Given instruction
All of the entries must be reproduced exactly, with no images carried over.

Stored data

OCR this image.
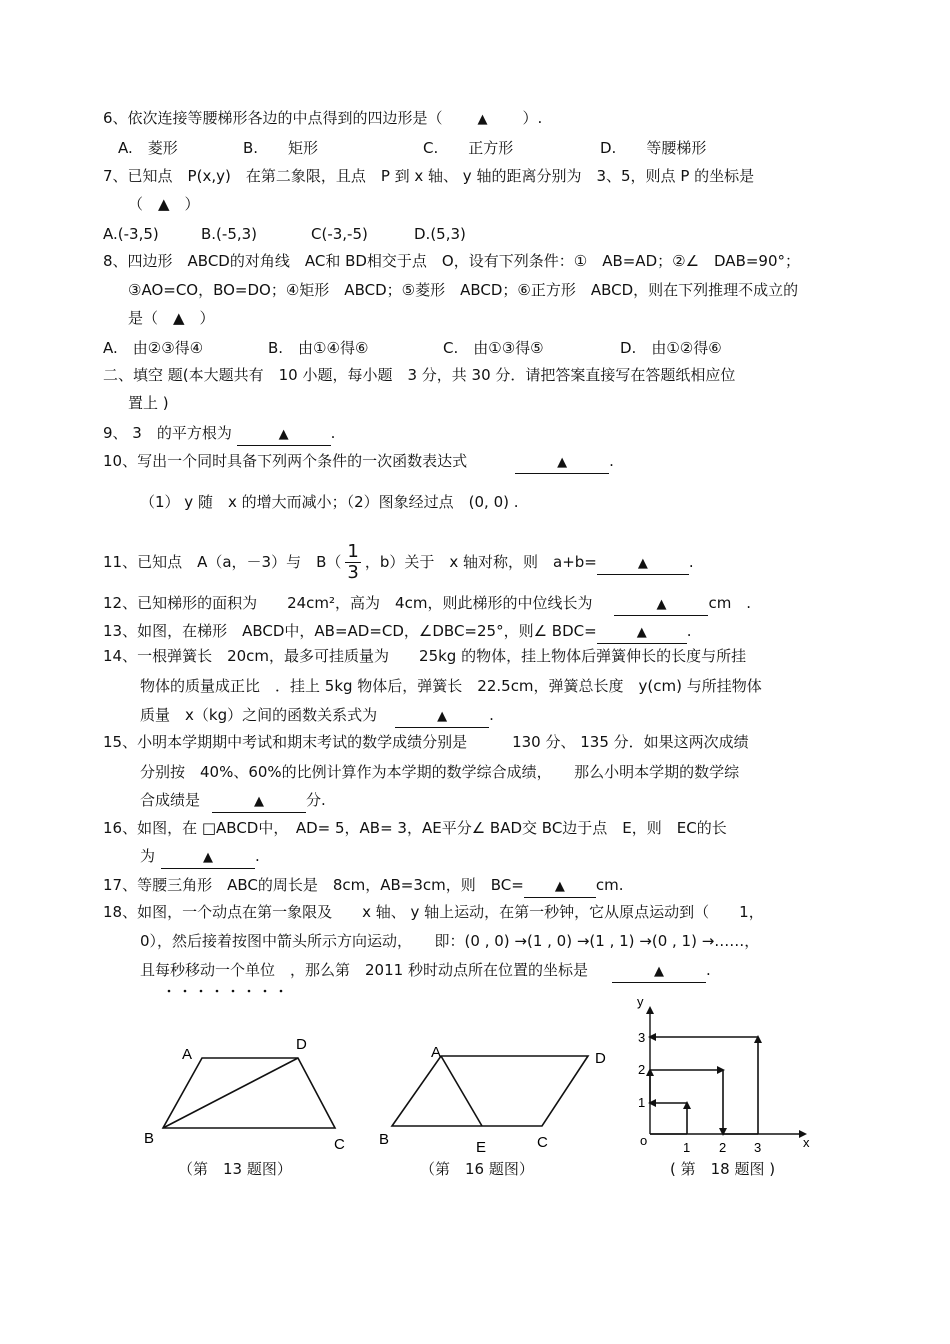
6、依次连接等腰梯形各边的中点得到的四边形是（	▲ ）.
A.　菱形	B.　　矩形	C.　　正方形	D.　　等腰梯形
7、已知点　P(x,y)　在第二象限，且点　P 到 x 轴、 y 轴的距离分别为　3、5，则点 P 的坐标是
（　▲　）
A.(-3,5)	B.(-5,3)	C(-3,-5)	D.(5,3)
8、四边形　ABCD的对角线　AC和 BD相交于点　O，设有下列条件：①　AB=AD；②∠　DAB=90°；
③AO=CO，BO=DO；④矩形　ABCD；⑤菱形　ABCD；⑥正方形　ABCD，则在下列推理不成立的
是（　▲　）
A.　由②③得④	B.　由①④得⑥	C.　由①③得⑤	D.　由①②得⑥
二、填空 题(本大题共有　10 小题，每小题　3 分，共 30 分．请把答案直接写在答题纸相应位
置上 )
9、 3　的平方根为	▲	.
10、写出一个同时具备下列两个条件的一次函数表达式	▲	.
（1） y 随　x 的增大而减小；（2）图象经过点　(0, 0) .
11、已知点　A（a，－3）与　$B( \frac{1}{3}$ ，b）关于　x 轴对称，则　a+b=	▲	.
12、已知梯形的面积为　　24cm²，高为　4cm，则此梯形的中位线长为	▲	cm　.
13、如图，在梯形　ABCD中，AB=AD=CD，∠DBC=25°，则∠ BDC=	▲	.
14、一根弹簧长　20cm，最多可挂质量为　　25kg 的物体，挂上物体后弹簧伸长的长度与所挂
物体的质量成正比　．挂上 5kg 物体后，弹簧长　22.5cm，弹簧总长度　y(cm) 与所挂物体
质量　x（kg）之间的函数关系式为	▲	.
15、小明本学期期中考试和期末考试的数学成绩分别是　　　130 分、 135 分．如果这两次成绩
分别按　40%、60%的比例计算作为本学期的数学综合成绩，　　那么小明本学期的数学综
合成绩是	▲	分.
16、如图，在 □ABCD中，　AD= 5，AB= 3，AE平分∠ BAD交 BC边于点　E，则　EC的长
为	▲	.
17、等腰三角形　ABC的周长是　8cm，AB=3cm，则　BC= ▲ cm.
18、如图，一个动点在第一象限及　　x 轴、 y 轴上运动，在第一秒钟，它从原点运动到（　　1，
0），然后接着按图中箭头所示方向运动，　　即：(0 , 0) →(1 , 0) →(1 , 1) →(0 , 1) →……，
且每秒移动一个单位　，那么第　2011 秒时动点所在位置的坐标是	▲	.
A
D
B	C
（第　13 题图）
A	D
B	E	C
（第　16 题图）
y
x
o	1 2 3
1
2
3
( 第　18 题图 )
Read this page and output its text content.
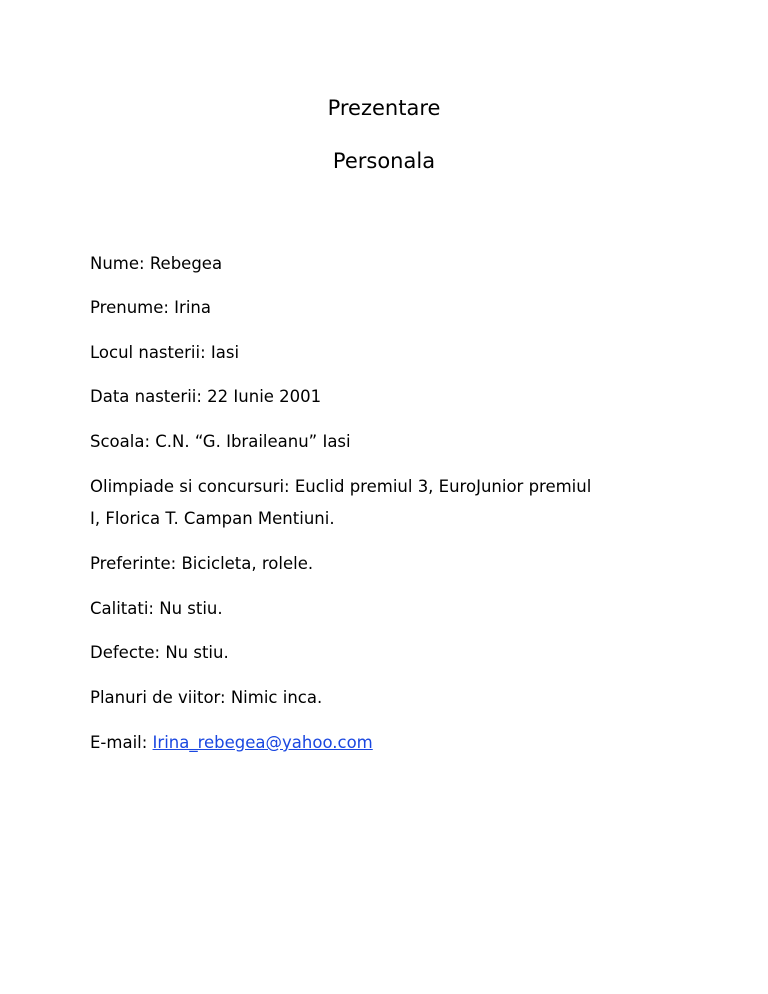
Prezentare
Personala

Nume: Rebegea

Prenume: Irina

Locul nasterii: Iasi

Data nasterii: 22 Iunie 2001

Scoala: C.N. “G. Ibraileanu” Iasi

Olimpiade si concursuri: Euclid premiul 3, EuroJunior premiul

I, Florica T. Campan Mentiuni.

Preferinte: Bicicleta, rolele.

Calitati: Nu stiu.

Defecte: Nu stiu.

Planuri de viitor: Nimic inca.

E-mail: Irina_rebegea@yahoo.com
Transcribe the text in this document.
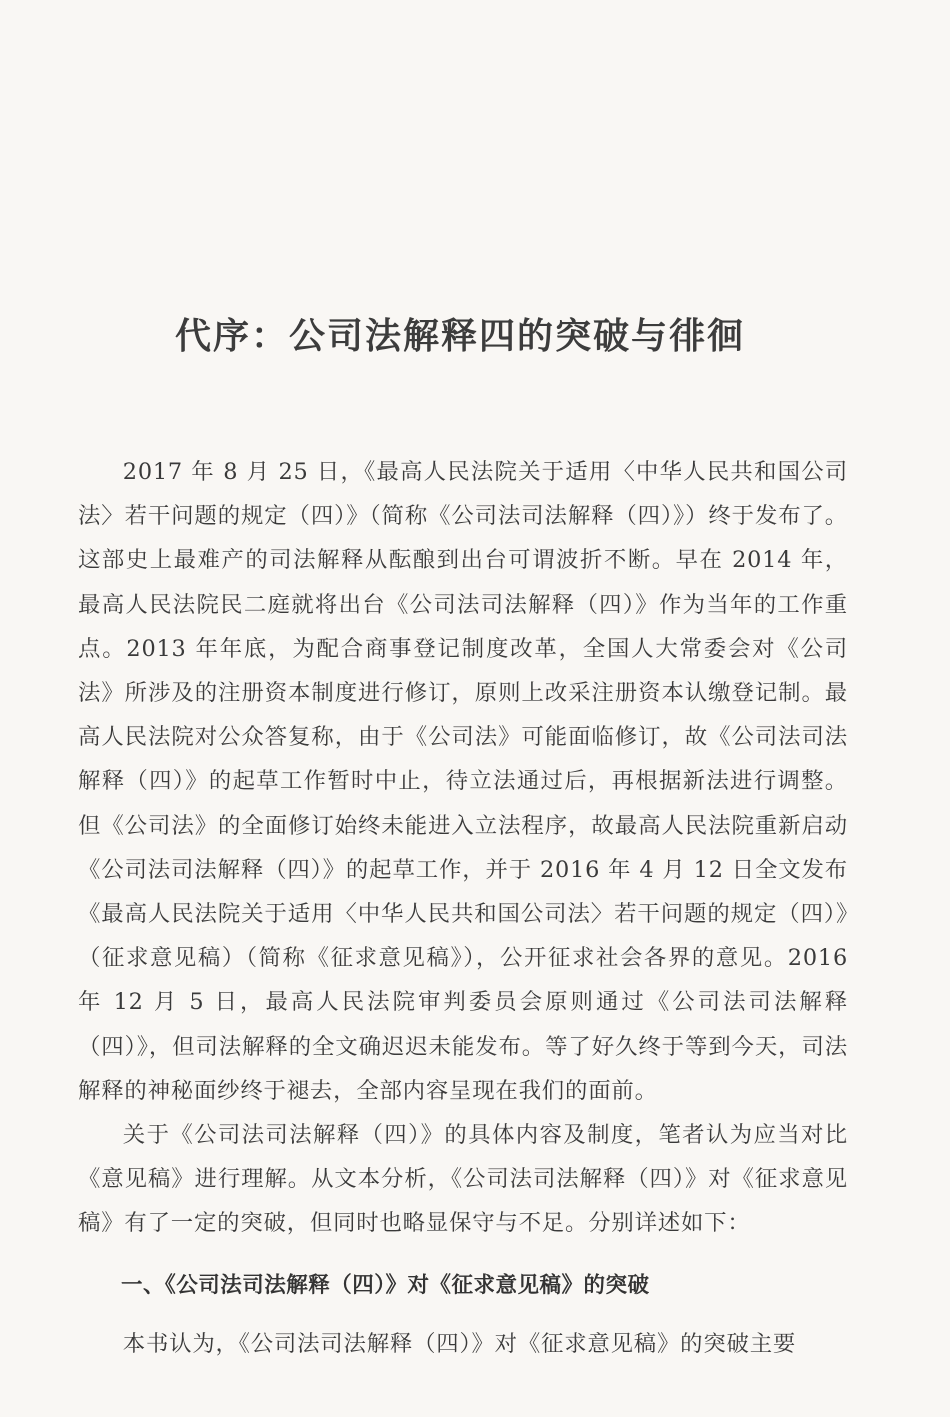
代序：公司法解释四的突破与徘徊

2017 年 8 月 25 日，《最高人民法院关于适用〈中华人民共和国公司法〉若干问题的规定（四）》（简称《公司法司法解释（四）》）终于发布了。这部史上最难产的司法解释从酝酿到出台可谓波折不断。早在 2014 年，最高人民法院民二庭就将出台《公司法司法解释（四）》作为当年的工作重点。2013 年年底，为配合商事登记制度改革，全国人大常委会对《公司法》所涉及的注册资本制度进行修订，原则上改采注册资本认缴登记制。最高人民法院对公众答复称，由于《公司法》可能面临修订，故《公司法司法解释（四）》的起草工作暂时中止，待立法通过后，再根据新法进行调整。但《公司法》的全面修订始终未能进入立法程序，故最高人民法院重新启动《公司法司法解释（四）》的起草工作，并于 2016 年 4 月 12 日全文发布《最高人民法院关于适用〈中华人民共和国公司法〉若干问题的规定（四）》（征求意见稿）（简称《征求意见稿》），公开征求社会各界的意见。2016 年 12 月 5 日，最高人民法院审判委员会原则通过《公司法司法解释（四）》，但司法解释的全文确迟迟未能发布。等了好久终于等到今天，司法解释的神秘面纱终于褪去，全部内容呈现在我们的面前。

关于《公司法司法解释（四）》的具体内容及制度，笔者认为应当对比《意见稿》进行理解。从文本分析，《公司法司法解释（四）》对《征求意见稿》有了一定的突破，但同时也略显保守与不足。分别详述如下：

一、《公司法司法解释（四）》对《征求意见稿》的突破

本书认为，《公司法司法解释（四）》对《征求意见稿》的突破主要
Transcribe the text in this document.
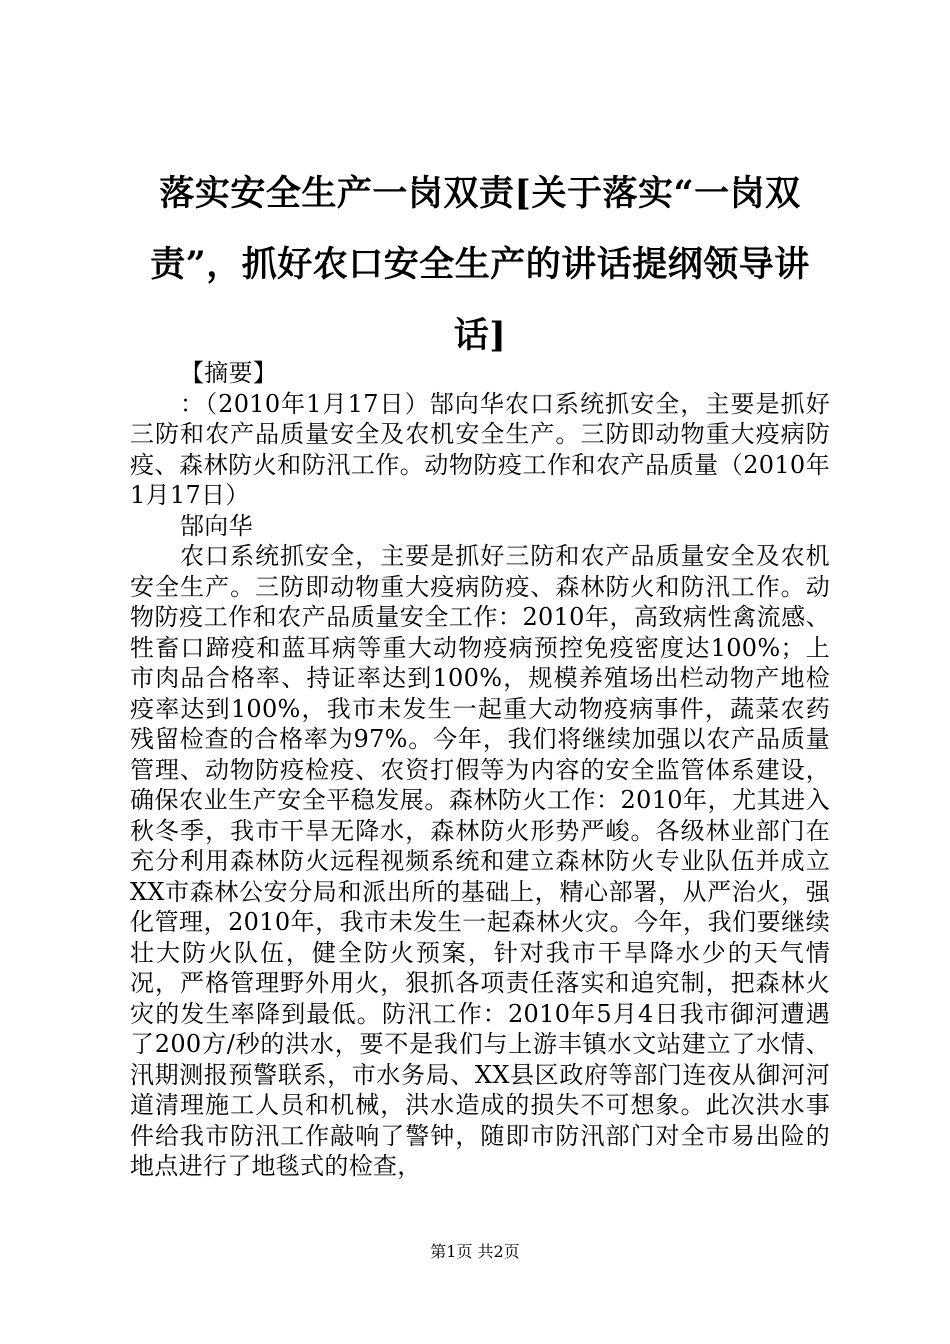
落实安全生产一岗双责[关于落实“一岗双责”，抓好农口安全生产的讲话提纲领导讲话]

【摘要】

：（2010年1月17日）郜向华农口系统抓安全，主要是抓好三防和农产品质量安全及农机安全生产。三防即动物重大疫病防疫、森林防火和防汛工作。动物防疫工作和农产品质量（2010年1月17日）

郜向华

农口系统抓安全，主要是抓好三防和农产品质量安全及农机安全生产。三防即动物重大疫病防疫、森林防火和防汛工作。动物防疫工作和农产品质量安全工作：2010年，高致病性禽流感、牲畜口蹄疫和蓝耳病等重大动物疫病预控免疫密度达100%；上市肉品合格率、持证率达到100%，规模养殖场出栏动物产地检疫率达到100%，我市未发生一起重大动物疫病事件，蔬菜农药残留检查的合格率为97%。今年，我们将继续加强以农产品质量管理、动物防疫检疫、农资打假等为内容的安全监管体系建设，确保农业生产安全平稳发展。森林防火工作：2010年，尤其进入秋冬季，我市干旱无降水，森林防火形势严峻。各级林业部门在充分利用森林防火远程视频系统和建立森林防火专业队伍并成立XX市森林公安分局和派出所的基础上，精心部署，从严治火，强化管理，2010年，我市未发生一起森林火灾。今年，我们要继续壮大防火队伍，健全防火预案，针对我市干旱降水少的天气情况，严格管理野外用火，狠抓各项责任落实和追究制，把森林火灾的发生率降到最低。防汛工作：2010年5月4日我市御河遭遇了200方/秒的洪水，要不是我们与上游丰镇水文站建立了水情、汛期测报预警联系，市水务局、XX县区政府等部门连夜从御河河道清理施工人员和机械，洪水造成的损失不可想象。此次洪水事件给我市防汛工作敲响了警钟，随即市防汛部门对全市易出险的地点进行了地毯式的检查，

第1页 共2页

Output of the exercise
OCR this image.
6、依次连接等腰梯形各边的中点得到的四边形是（	▲ ）.
A.　菱形	B.　　矩形	C.　　正方形	D.　　等腰梯形
7、已知点　P(x,y)　在第二象限，且点　P 到 x 轴、 y 轴的距离分别为　3、5，则点 P 的坐标是
（　▲　）
A.(-3,5)	B.(-5,3)	C(-3,-5)	D.(5,3)
8、四边形　ABCD的对角线　AC和 BD相交于点　O，设有下列条件：①　AB=AD；②∠　DAB=90°；
③AO=CO，BO=DO；④矩形　ABCD；⑤菱形　ABCD；⑥正方形　ABCD，则在下列推理不成立的
是（　▲　）
A.　由②③得④	B.　由①④得⑥	C.　由①③得⑤	D.　由①②得⑥
二、填空 题(本大题共有　10 小题，每小题　3 分，共 30 分．请把答案直接写在答题纸相应位
置上 )
9、 3　的平方根为	▲	.
10、写出一个同时具备下列两个条件的一次函数表达式	▲	.
（1） y 随　x 的增大而减小；（2）图象经过点　(0, 0) .
11、已知点　A（a，－3）与　$B( \frac{1}{3}$ ，b）关于　x 轴对称，则　a+b=	▲	.
12、已知梯形的面积为　　24cm²，高为　4cm，则此梯形的中位线长为	▲	cm　.
13、如图，在梯形　ABCD中，AB=AD=CD，∠DBC=25°，则∠ BDC=	▲	.
14、一根弹簧长　20cm，最多可挂质量为　　25kg 的物体，挂上物体后弹簧伸长的长度与所挂
物体的质量成正比　．挂上 5kg 物体后，弹簧长　22.5cm，弹簧总长度　y(cm) 与所挂物体
质量　x（kg）之间的函数关系式为	▲	.
15、小明本学期期中考试和期末考试的数学成绩分别是　　　130 分、 135 分．如果这两次成绩
分别按　40%、60%的比例计算作为本学期的数学综合成绩，　　那么小明本学期的数学综
合成绩是	▲	分.
16、如图，在 □ABCD中，　AD= 5，AB= 3，AE平分∠ BAD交 BC边于点　E，则　EC的长
为	▲	.
17、等腰三角形　ABC的周长是　8cm，AB=3cm，则　BC= ▲ cm.
18、如图，一个动点在第一象限及　　x 轴、 y 轴上运动，在第一秒钟，它从原点运动到（　　1，
0），然后接着按图中箭头所示方向运动，　　即：(0 , 0) →(1 , 0) →(1 , 1) →(0 , 1) →……，
且每秒移动一个单位　，那么第　2011 秒时动点所在位置的坐标是	▲	.
A
D
B	C
（第　13 题图）
A	D
B	E	C
（第　16 题图）
y
x
o	1 2 3
1
2
3
( 第　18 题图 )
Read this page and output its text content.
Prezentare
Personala

Nume: Rebegea

Prenume: Irina

Locul nasterii: Iasi

Data nasterii: 22 Iunie 2001

Scoala: C.N. “G. Ibraileanu” Iasi

Olimpiade si concursuri: Euclid premiul 3, EuroJunior premiul

I, Florica T. Campan Mentiuni.

Preferinte: Bicicleta, rolele.

Calitati: Nu stiu.

Defecte: Nu stiu.

Planuri de viitor: Nimic inca.

E-mail: Irina_rebegea@yahoo.com
Transcribe the text in this document.
代序：公司法解释四的突破与徘徊

2017 年 8 月 25 日，《最高人民法院关于适用〈中华人民共和国公司法〉若干问题的规定（四）》（简称《公司法司法解释（四）》）终于发布了。这部史上最难产的司法解释从酝酿到出台可谓波折不断。早在 2014 年，最高人民法院民二庭就将出台《公司法司法解释（四）》作为当年的工作重点。2013 年年底，为配合商事登记制度改革，全国人大常委会对《公司法》所涉及的注册资本制度进行修订，原则上改采注册资本认缴登记制。最高人民法院对公众答复称，由于《公司法》可能面临修订，故《公司法司法解释（四）》的起草工作暂时中止，待立法通过后，再根据新法进行调整。但《公司法》的全面修订始终未能进入立法程序，故最高人民法院重新启动《公司法司法解释（四）》的起草工作，并于 2016 年 4 月 12 日全文发布《最高人民法院关于适用〈中华人民共和国公司法〉若干问题的规定（四）》（征求意见稿）（简称《征求意见稿》），公开征求社会各界的意见。2016 年 12 月 5 日，最高人民法院审判委员会原则通过《公司法司法解释（四）》，但司法解释的全文确迟迟未能发布。等了好久终于等到今天，司法解释的神秘面纱终于褪去，全部内容呈现在我们的面前。

关于《公司法司法解释（四）》的具体内容及制度，笔者认为应当对比《意见稿》进行理解。从文本分析，《公司法司法解释（四）》对《征求意见稿》有了一定的突破，但同时也略显保守与不足。分别详述如下：

一、《公司法司法解释（四）》对《征求意见稿》的突破

本书认为，《公司法司法解释（四）》对《征求意见稿》的突破主要
Transcribe the text in this document.
落实安全生产一岗双责[关于落实“一岗双责”，抓好农口安全生产的讲话提纲领导讲话]

【摘要】

：（2010年1月17日）郜向华农口系统抓安全，主要是抓好三防和农产品质量安全及农机安全生产。三防即动物重大疫病防疫、森林防火和防汛工作。动物防疫工作和农产品质量（2010年1月17日）

郜向华

农口系统抓安全，主要是抓好三防和农产品质量安全及农机安全生产。三防即动物重大疫病防疫、森林防火和防汛工作。动物防疫工作和农产品质量安全工作：2010年，高致病性禽流感、牲畜口蹄疫和蓝耳病等重大动物疫病预控免疫密度达100%；上市肉品合格率、持证率达到100%，规模养殖场出栏动物产地检疫率达到100%，我市未发生一起重大动物疫病事件，蔬菜农药残留检查的合格率为97%。今年，我们将继续加强以农产品质量管理、动物防疫检疫、农资打假等为内容的安全监管体系建设，确保农业生产安全平稳发展。森林防火工作：2010年，尤其进入秋冬季，我市干旱无降水，森林防火形势严峻。各级林业部门在充分利用森林防火远程视频系统和建立森林防火专业队伍并成立XX市森林公安分局和派出所的基础上，精心部署，从严治火，强化管理，2010年，我市未发生一起森林火灾。今年，我们要继续壮大防火队伍，健全防火预案，针对我市干旱降水少的天气情况，严格管理野外用火，狠抓各项责任落实和追究制，把森林火灾的发生率降到最低。防汛工作：2010年5月4日我市御河遭遇了200方/秒的洪水，要不是我们与上游丰镇水文站建立了水情、汛期测报预警联系，市水务局、XX县区政府等部门连夜从御河河道清理施工人员和机械，洪水造成的损失不可想象。此次洪水事件给我市防汛工作敲响了警钟，随即市防汛部门对全市易出险的地点进行了地毯式的检查，

第1页 共2页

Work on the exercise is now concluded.